**DATA FOR THIS TASK**
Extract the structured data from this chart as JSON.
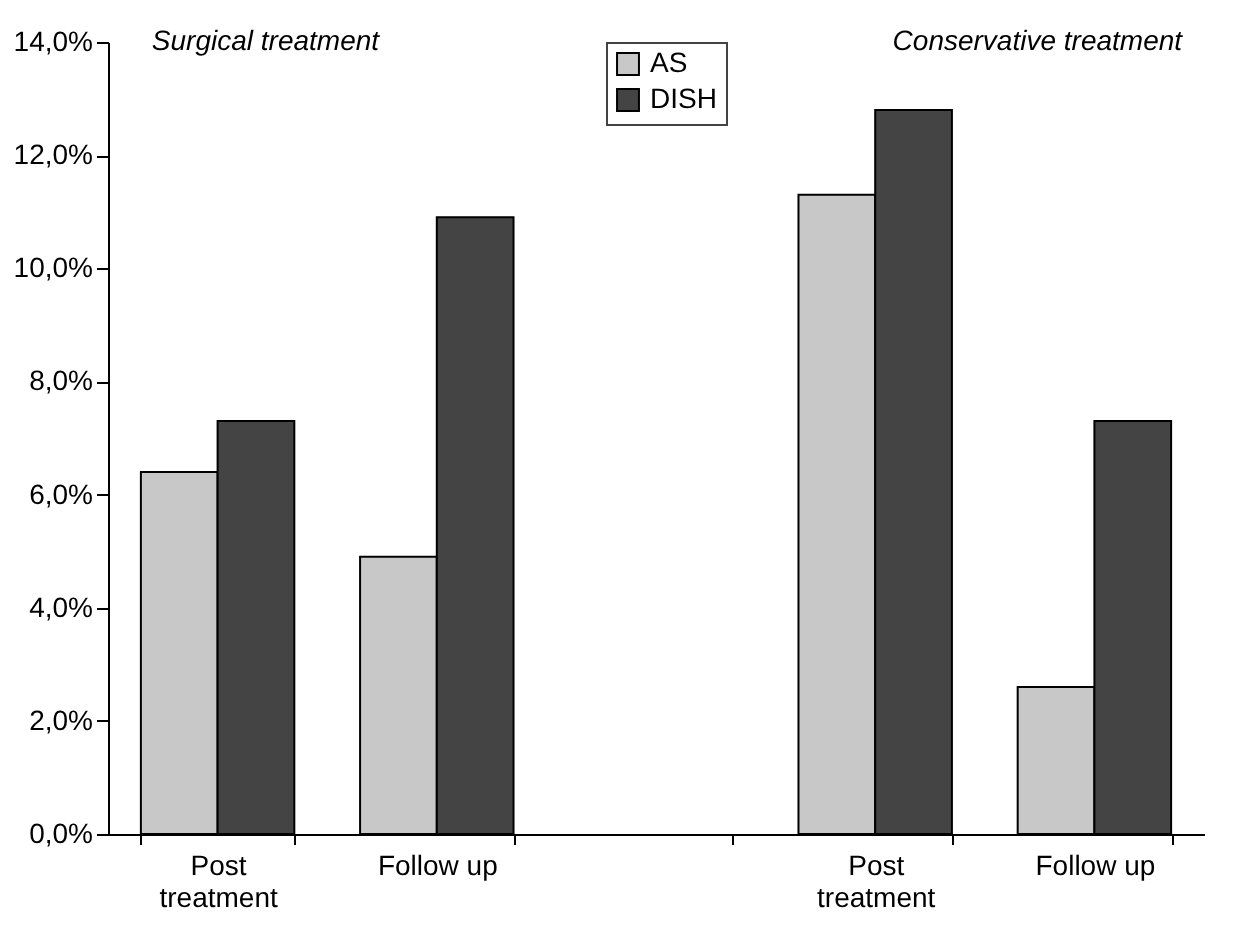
{
  "chart_data": {
    "type": "bar",
    "categories": [
      "Post treatment",
      "Follow up",
      null,
      "Post treatment",
      "Follow up"
    ],
    "series": [
      {
        "name": "AS",
        "color": "#c8c8c8",
        "values": [
          6.4,
          4.9,
          null,
          11.3,
          2.6
        ]
      },
      {
        "name": "DISH",
        "color": "#444444",
        "values": [
          7.3,
          10.9,
          null,
          12.8,
          7.3
        ]
      }
    ],
    "ylim": [
      0,
      14
    ],
    "yticks": [
      {
        "value": 0,
        "label": "0,0%"
      },
      {
        "value": 2,
        "label": "2,0%"
      },
      {
        "value": 4,
        "label": "4,0%"
      },
      {
        "value": 6,
        "label": "6,0%"
      },
      {
        "value": 8,
        "label": "8,0%"
      },
      {
        "value": 10,
        "label": "10,0%"
      },
      {
        "value": 12,
        "label": "12,0%"
      },
      {
        "value": 14,
        "label": "14,0%"
      }
    ],
    "annotations": [
      "Surgical treatment",
      "Conservative treatment"
    ],
    "grid": false,
    "legend": "top"
  }
}
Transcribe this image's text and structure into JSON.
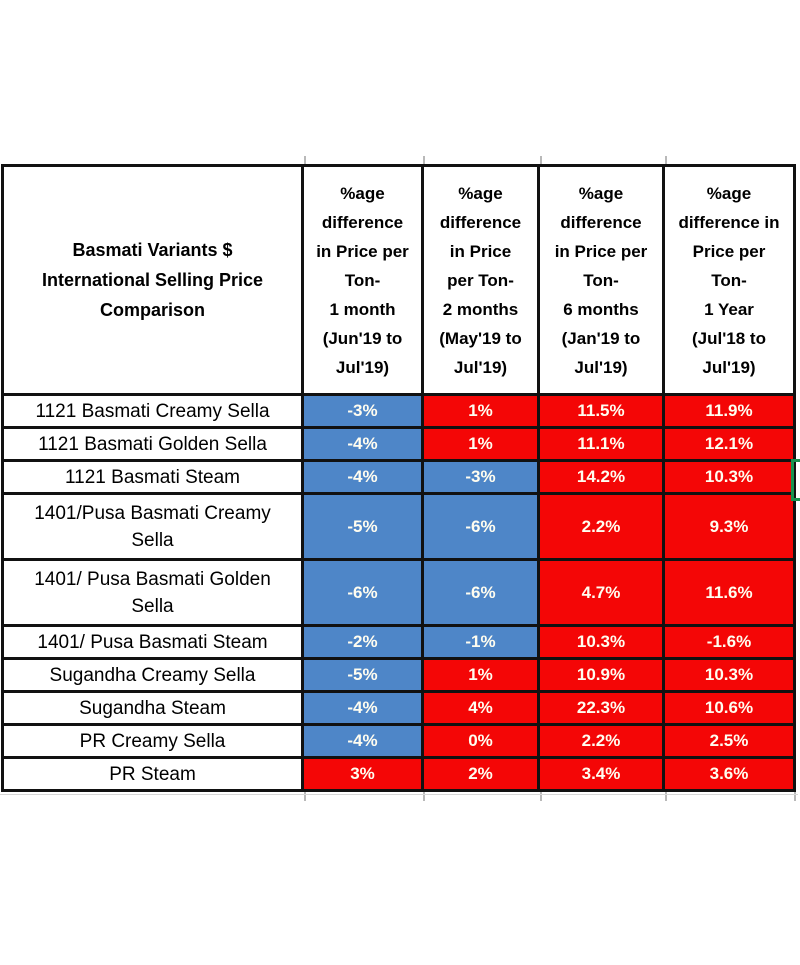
{
  "chart_data": {
    "type": "table",
    "title": "Basmati Variants $ International Selling Price Comparison",
    "corner_header": "Basmati Variants $\nInternational Selling Price\nComparison",
    "column_headers": [
      "%age\ndifference\nin Price per\nTon-\n1 month\n(Jun'19 to\nJul'19)",
      "%age\ndifference\nin Price\nper Ton-\n2 months\n(May'19 to\nJul'19)",
      "%age\ndifference\nin Price per\nTon-\n6 months\n(Jan'19 to\nJul'19)",
      "%age\ndifference in\nPrice per\nTon-\n1 Year\n(Jul'18 to\nJul'19)"
    ],
    "rows": [
      {
        "label": "1121 Basmati Creamy Sella",
        "values": [
          "-3%",
          "1%",
          "11.5%",
          "11.9%"
        ],
        "fills": [
          "blue",
          "red",
          "red",
          "red"
        ]
      },
      {
        "label": "1121 Basmati Golden Sella",
        "values": [
          "-4%",
          "1%",
          "11.1%",
          "12.1%"
        ],
        "fills": [
          "blue",
          "red",
          "red",
          "red"
        ]
      },
      {
        "label": "1121 Basmati Steam",
        "values": [
          "-4%",
          "-3%",
          "14.2%",
          "10.3%"
        ],
        "fills": [
          "blue",
          "blue",
          "red",
          "red"
        ]
      },
      {
        "label": "1401/Pusa Basmati Creamy\nSella",
        "values": [
          "-5%",
          "-6%",
          "2.2%",
          "9.3%"
        ],
        "fills": [
          "blue",
          "blue",
          "red",
          "red"
        ]
      },
      {
        "label": "1401/ Pusa Basmati Golden\nSella",
        "values": [
          "-6%",
          "-6%",
          "4.7%",
          "11.6%"
        ],
        "fills": [
          "blue",
          "blue",
          "red",
          "red"
        ]
      },
      {
        "label": "1401/ Pusa Basmati Steam",
        "values": [
          "-2%",
          "-1%",
          "10.3%",
          "-1.6%"
        ],
        "fills": [
          "blue",
          "blue",
          "red",
          "red"
        ]
      },
      {
        "label": "Sugandha Creamy Sella",
        "values": [
          "-5%",
          "1%",
          "10.9%",
          "10.3%"
        ],
        "fills": [
          "blue",
          "red",
          "red",
          "red"
        ]
      },
      {
        "label": "Sugandha Steam",
        "values": [
          "-4%",
          "4%",
          "22.3%",
          "10.6%"
        ],
        "fills": [
          "blue",
          "red",
          "red",
          "red"
        ]
      },
      {
        "label": "PR Creamy Sella",
        "values": [
          "-4%",
          "0%",
          "2.2%",
          "2.5%"
        ],
        "fills": [
          "blue",
          "red",
          "red",
          "red"
        ]
      },
      {
        "label": "PR Steam",
        "values": [
          "3%",
          "2%",
          "3.4%",
          "3.6%"
        ],
        "fills": [
          "red",
          "red",
          "red",
          "red"
        ]
      }
    ],
    "colors": {
      "blue_fill": "#4e86c8",
      "red_fill": "#f40606",
      "value_text": "#fffdf0",
      "border": "#111111",
      "selection_green": "#17934f"
    }
  }
}
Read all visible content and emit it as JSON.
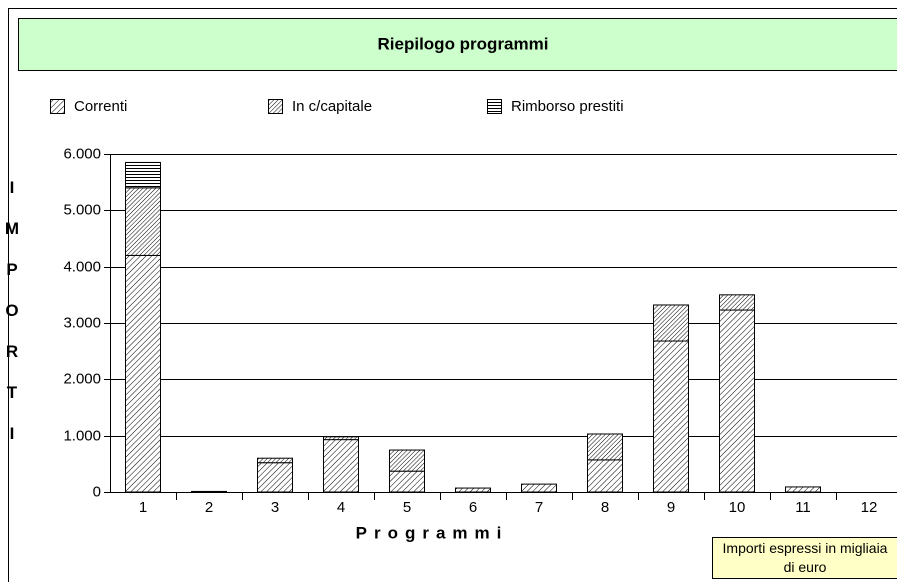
{
  "chart_data": {
    "type": "bar",
    "stacked": true,
    "title": "Riepilogo programmi",
    "x_label": "Programmi",
    "y_label": "IMPORTI",
    "note": "Importi espressi in migliaia di euro",
    "categories": [
      "1",
      "2",
      "3",
      "4",
      "5",
      "6",
      "7",
      "8",
      "9",
      "10",
      "11",
      "12"
    ],
    "series": [
      {
        "name": "Correnti",
        "color": "#000000",
        "hatch": "diagonal",
        "values": [
          4200,
          10,
          520,
          930,
          370,
          70,
          140,
          570,
          2680,
          3230,
          90,
          0
        ]
      },
      {
        "name": "In c/capitale",
        "color": "#000000",
        "hatch": "diagonal-dense",
        "values": [
          1200,
          0,
          80,
          50,
          375,
          0,
          0,
          460,
          640,
          270,
          0,
          0
        ]
      },
      {
        "name": "Rimborso prestiti",
        "color": "#000000",
        "hatch": "horizontal",
        "values": [
          450,
          0,
          0,
          0,
          0,
          0,
          0,
          0,
          0,
          0,
          0,
          0
        ]
      }
    ],
    "ylim": [
      0,
      6000
    ],
    "yticks": [
      0,
      {
        "value": 1000,
        "label": "1.000"
      },
      {
        "value": 2000,
        "label": "2.000"
      },
      {
        "value": 3000,
        "label": "3.000"
      },
      {
        "value": 4000,
        "label": "4.000"
      },
      {
        "value": 5000,
        "label": "5.000"
      },
      {
        "value": 6000,
        "label": "6.000"
      }
    ],
    "grid": true,
    "legend": "top"
  }
}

**DESCRIPTION OF THE TASK**
Quote each record exactly as it stands, minus the pictures.

**REPLY TO THE EXERCISE**
Extract the structured data from this chart as JSON.
{
  "chart_data": {
    "type": "bar",
    "categories": [
      "Post treatment",
      "Follow up",
      null,
      "Post treatment",
      "Follow up"
    ],
    "series": [
      {
        "name": "AS",
        "color": "#c8c8c8",
        "values": [
          6.4,
          4.9,
          null,
          11.3,
          2.6
        ]
      },
      {
        "name": "DISH",
        "color": "#444444",
        "values": [
          7.3,
          10.9,
          null,
          12.8,
          7.3
        ]
      }
    ],
    "ylim": [
      0,
      14
    ],
    "yticks": [
      {
        "value": 0,
        "label": "0,0%"
      },
      {
        "value": 2,
        "label": "2,0%"
      },
      {
        "value": 4,
        "label": "4,0%"
      },
      {
        "value": 6,
        "label": "6,0%"
      },
      {
        "value": 8,
        "label": "8,0%"
      },
      {
        "value": 10,
        "label": "10,0%"
      },
      {
        "value": 12,
        "label": "12,0%"
      },
      {
        "value": 14,
        "label": "14,0%"
      }
    ],
    "annotations": [
      "Surgical treatment",
      "Conservative treatment"
    ],
    "grid": false,
    "legend": "top"
  }
}
Transcribe this image's text and structure into JSON.
{
  "chart_data": {
    "type": "table",
    "title": "Basmati Variants $ International Selling Price Comparison",
    "corner_header": "Basmati Variants $\nInternational Selling Price\nComparison",
    "column_headers": [
      "%age\ndifference\nin Price per\nTon-\n1 month\n(Jun'19 to\nJul'19)",
      "%age\ndifference\nin Price\nper Ton-\n2 months\n(May'19 to\nJul'19)",
      "%age\ndifference\nin Price per\nTon-\n6 months\n(Jan'19 to\nJul'19)",
      "%age\ndifference in\nPrice per\nTon-\n1 Year\n(Jul'18 to\nJul'19)"
    ],
    "rows": [
      {
        "label": "1121 Basmati Creamy Sella",
        "values": [
          "-3%",
          "1%",
          "11.5%",
          "11.9%"
        ],
        "fills": [
          "blue",
          "red",
          "red",
          "red"
        ]
      },
      {
        "label": "1121 Basmati Golden Sella",
        "values": [
          "-4%",
          "1%",
          "11.1%",
          "12.1%"
        ],
        "fills": [
          "blue",
          "red",
          "red",
          "red"
        ]
      },
      {
        "label": "1121 Basmati Steam",
        "values": [
          "-4%",
          "-3%",
          "14.2%",
          "10.3%"
        ],
        "fills": [
          "blue",
          "blue",
          "red",
          "red"
        ]
      },
      {
        "label": "1401/Pusa Basmati Creamy\nSella",
        "values": [
          "-5%",
          "-6%",
          "2.2%",
          "9.3%"
        ],
        "fills": [
          "blue",
          "blue",
          "red",
          "red"
        ]
      },
      {
        "label": "1401/ Pusa Basmati Golden\nSella",
        "values": [
          "-6%",
          "-6%",
          "4.7%",
          "11.6%"
        ],
        "fills": [
          "blue",
          "blue",
          "red",
          "red"
        ]
      },
      {
        "label": "1401/ Pusa Basmati Steam",
        "values": [
          "-2%",
          "-1%",
          "10.3%",
          "-1.6%"
        ],
        "fills": [
          "blue",
          "blue",
          "red",
          "red"
        ]
      },
      {
        "label": "Sugandha Creamy Sella",
        "values": [
          "-5%",
          "1%",
          "10.9%",
          "10.3%"
        ],
        "fills": [
          "blue",
          "red",
          "red",
          "red"
        ]
      },
      {
        "label": "Sugandha Steam",
        "values": [
          "-4%",
          "4%",
          "22.3%",
          "10.6%"
        ],
        "fills": [
          "blue",
          "red",
          "red",
          "red"
        ]
      },
      {
        "label": "PR Creamy Sella",
        "values": [
          "-4%",
          "0%",
          "2.2%",
          "2.5%"
        ],
        "fills": [
          "blue",
          "red",
          "red",
          "red"
        ]
      },
      {
        "label": "PR Steam",
        "values": [
          "3%",
          "2%",
          "3.4%",
          "3.6%"
        ],
        "fills": [
          "red",
          "red",
          "red",
          "red"
        ]
      }
    ],
    "colors": {
      "blue_fill": "#4e86c8",
      "red_fill": "#f40606",
      "value_text": "#fffdf0",
      "border": "#111111",
      "selection_green": "#17934f"
    }
  }
}
Read all visible content and emit it as JSON.
{
  "chart_data": {
    "type": "bar",
    "stacked": true,
    "title": "Riepilogo programmi",
    "x_label": "Programmi",
    "y_label": "IMPORTI",
    "note": "Importi espressi in migliaia di euro",
    "categories": [
      "1",
      "2",
      "3",
      "4",
      "5",
      "6",
      "7",
      "8",
      "9",
      "10",
      "11",
      "12"
    ],
    "series": [
      {
        "name": "Correnti",
        "color": "#000000",
        "hatch": "diagonal",
        "values": [
          4200,
          10,
          520,
          930,
          370,
          70,
          140,
          570,
          2680,
          3230,
          90,
          0
        ]
      },
      {
        "name": "In c/capitale",
        "color": "#000000",
        "hatch": "diagonal-dense",
        "values": [
          1200,
          0,
          80,
          50,
          375,
          0,
          0,
          460,
          640,
          270,
          0,
          0
        ]
      },
      {
        "name": "Rimborso prestiti",
        "color": "#000000",
        "hatch": "horizontal",
        "values": [
          450,
          0,
          0,
          0,
          0,
          0,
          0,
          0,
          0,
          0,
          0,
          0
        ]
      }
    ],
    "ylim": [
      0,
      6000
    ],
    "yticks": [
      0,
      {
        "value": 1000,
        "label": "1.000"
      },
      {
        "value": 2000,
        "label": "2.000"
      },
      {
        "value": 3000,
        "label": "3.000"
      },
      {
        "value": 4000,
        "label": "4.000"
      },
      {
        "value": 5000,
        "label": "5.000"
      },
      {
        "value": 6000,
        "label": "6.000"
      }
    ],
    "grid": true,
    "legend": "top"
  }
}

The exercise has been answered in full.